▶ [Aim]: The records below must be written out exactly, with every picture left behind.

▶ [Input data]:
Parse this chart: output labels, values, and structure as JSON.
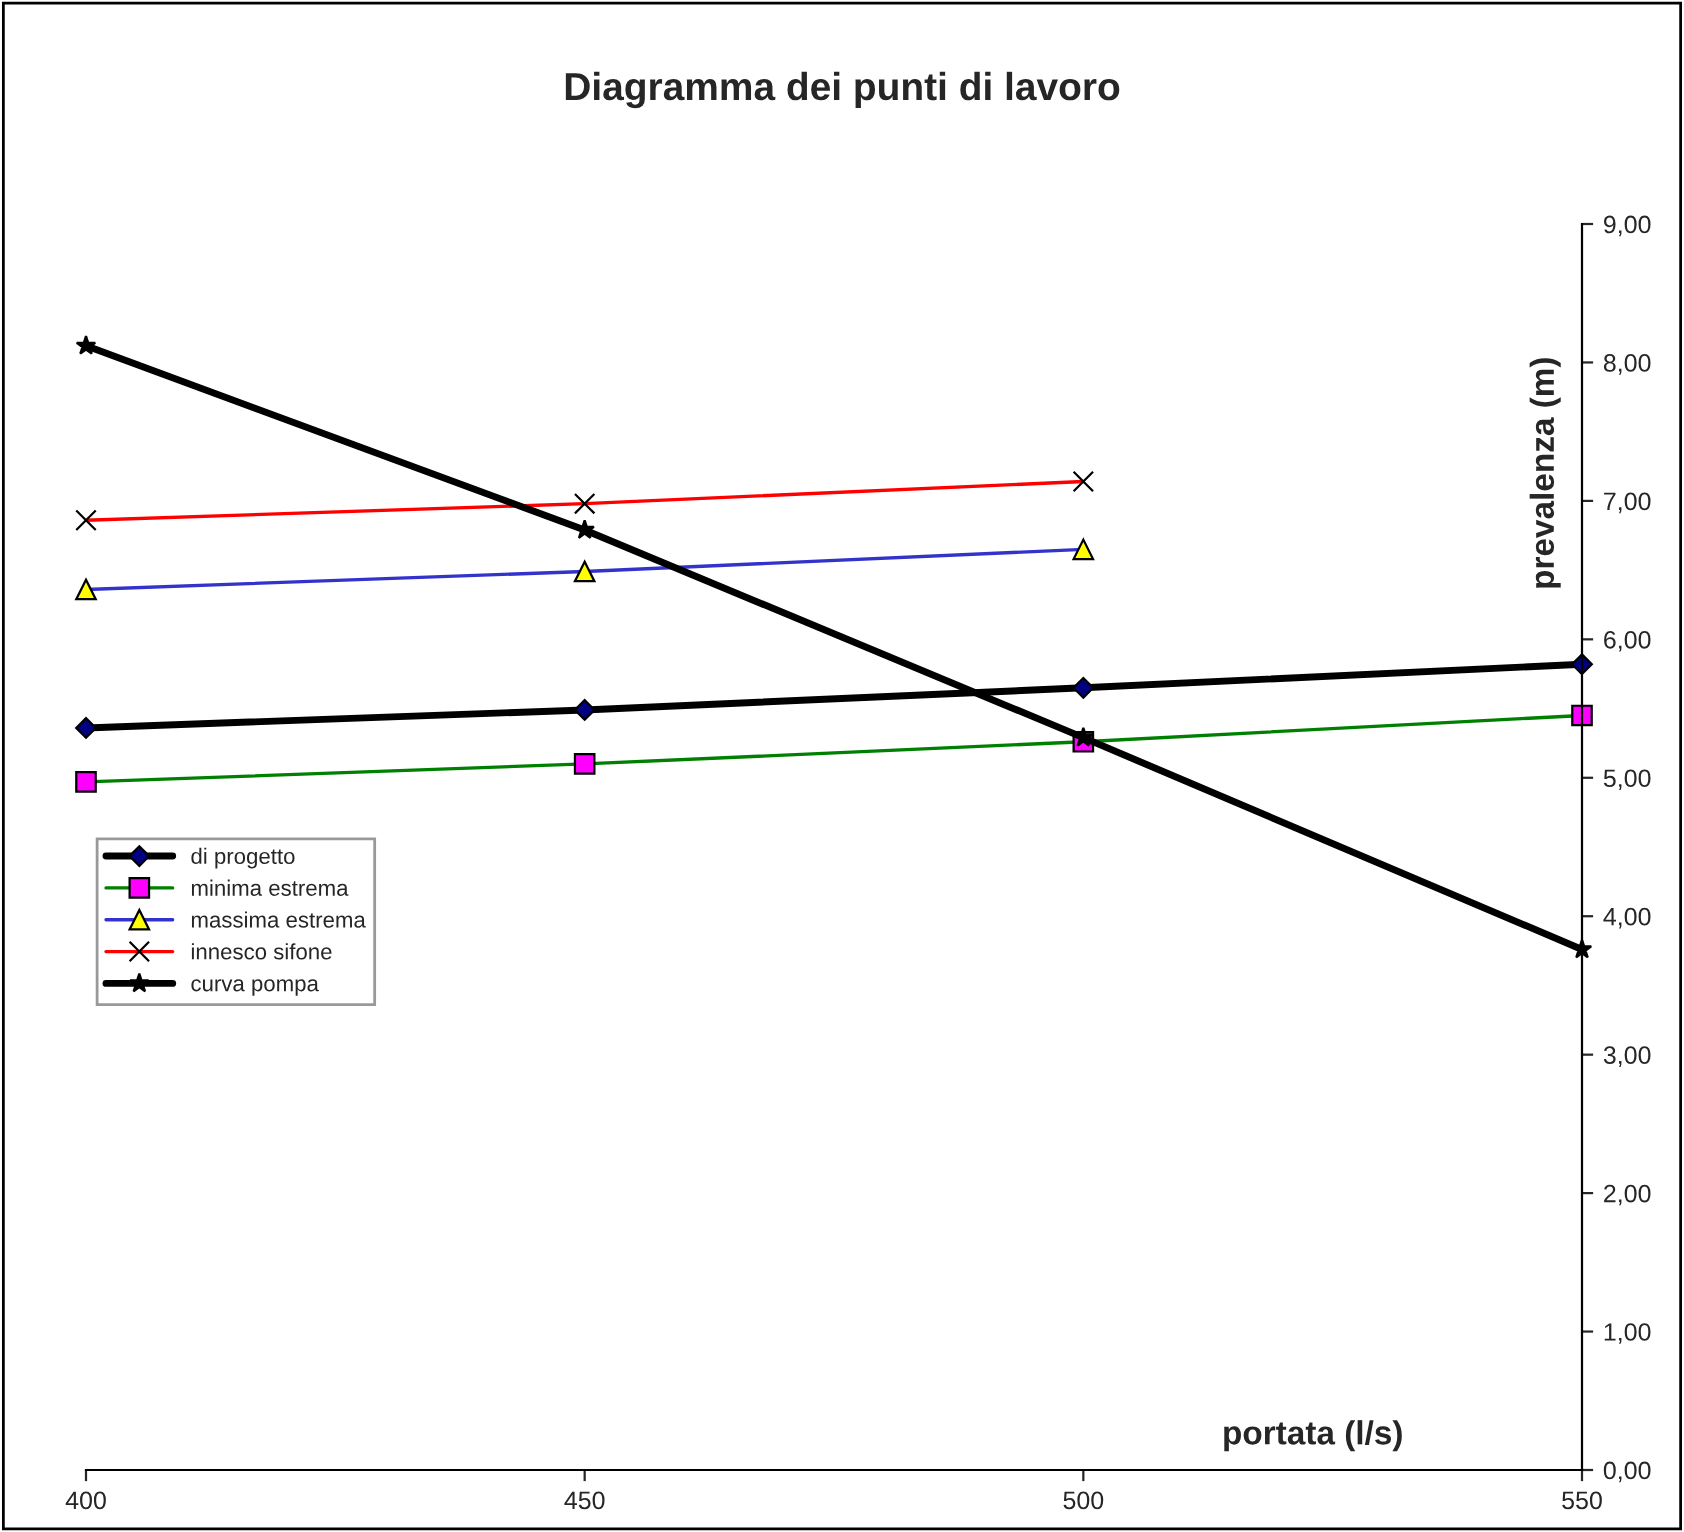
{
  "chart_data": {
    "type": "line",
    "title": "Diagramma dei punti di lavoro",
    "xlabel": "portata (l/s)",
    "ylabel": "prevalenza (m)",
    "x": [
      400,
      450,
      500,
      550
    ],
    "series": [
      {
        "name": "di progetto",
        "color": "#000000",
        "marker": "diamond",
        "values": [
          5.36,
          5.49,
          5.65,
          5.82
        ]
      },
      {
        "name": "minima estrema",
        "color": "#008000",
        "marker": "square",
        "values": [
          4.97,
          5.1,
          5.26,
          5.45
        ]
      },
      {
        "name": "massima estrema",
        "color": "#3333cc",
        "marker": "triangle",
        "values": [
          6.36,
          6.49,
          6.65,
          null
        ]
      },
      {
        "name": "innesco sifone",
        "color": "#ff0000",
        "marker": "cross",
        "values": [
          6.86,
          6.98,
          7.14,
          null
        ]
      },
      {
        "name": "curva pompa",
        "color": "#000000",
        "marker": "star",
        "values": [
          8.12,
          6.79,
          5.29,
          3.76
        ]
      }
    ],
    "xlim": [
      400,
      550
    ],
    "xticks": [
      400,
      450,
      500,
      550
    ],
    "ylim": [
      0,
      9
    ],
    "yticks": [
      {
        "value": 0,
        "label": "0,00"
      },
      {
        "value": 1,
        "label": "1,00"
      },
      {
        "value": 2,
        "label": "2,00"
      },
      {
        "value": 3,
        "label": "3,00"
      },
      {
        "value": 4,
        "label": "4,00"
      },
      {
        "value": 5,
        "label": "5,00"
      },
      {
        "value": 6,
        "label": "6,00"
      },
      {
        "value": 7,
        "label": "7,00"
      },
      {
        "value": 8,
        "label": "8,00"
      },
      {
        "value": 9,
        "label": "9,00"
      }
    ],
    "grid": false,
    "legend": "left"
  }
}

▶ [Result of this exercise]:
Parse this chart: output labels, values, and structure as JSON.
{
  "chart_data": {
    "type": "line",
    "title": "Diagramma dei punti di lavoro",
    "xlabel": "portata (l/s)",
    "ylabel": "prevalenza (m)",
    "x": [
      400,
      450,
      500,
      550
    ],
    "series": [
      {
        "name": "di progetto",
        "color": "#000000",
        "marker": "diamond",
        "values": [
          5.36,
          5.49,
          5.65,
          5.82
        ]
      },
      {
        "name": "minima estrema",
        "color": "#008000",
        "marker": "square",
        "values": [
          4.97,
          5.1,
          5.26,
          5.45
        ]
      },
      {
        "name": "massima estrema",
        "color": "#3333cc",
        "marker": "triangle",
        "values": [
          6.36,
          6.49,
          6.65,
          null
        ]
      },
      {
        "name": "innesco sifone",
        "color": "#ff0000",
        "marker": "cross",
        "values": [
          6.86,
          6.98,
          7.14,
          null
        ]
      },
      {
        "name": "curva pompa",
        "color": "#000000",
        "marker": "star",
        "values": [
          8.12,
          6.79,
          5.29,
          3.76
        ]
      }
    ],
    "xlim": [
      400,
      550
    ],
    "xticks": [
      400,
      450,
      500,
      550
    ],
    "ylim": [
      0,
      9
    ],
    "yticks": [
      {
        "value": 0,
        "label": "0,00"
      },
      {
        "value": 1,
        "label": "1,00"
      },
      {
        "value": 2,
        "label": "2,00"
      },
      {
        "value": 3,
        "label": "3,00"
      },
      {
        "value": 4,
        "label": "4,00"
      },
      {
        "value": 5,
        "label": "5,00"
      },
      {
        "value": 6,
        "label": "6,00"
      },
      {
        "value": 7,
        "label": "7,00"
      },
      {
        "value": 8,
        "label": "8,00"
      },
      {
        "value": 9,
        "label": "9,00"
      }
    ],
    "grid": false,
    "legend": "left"
  }
}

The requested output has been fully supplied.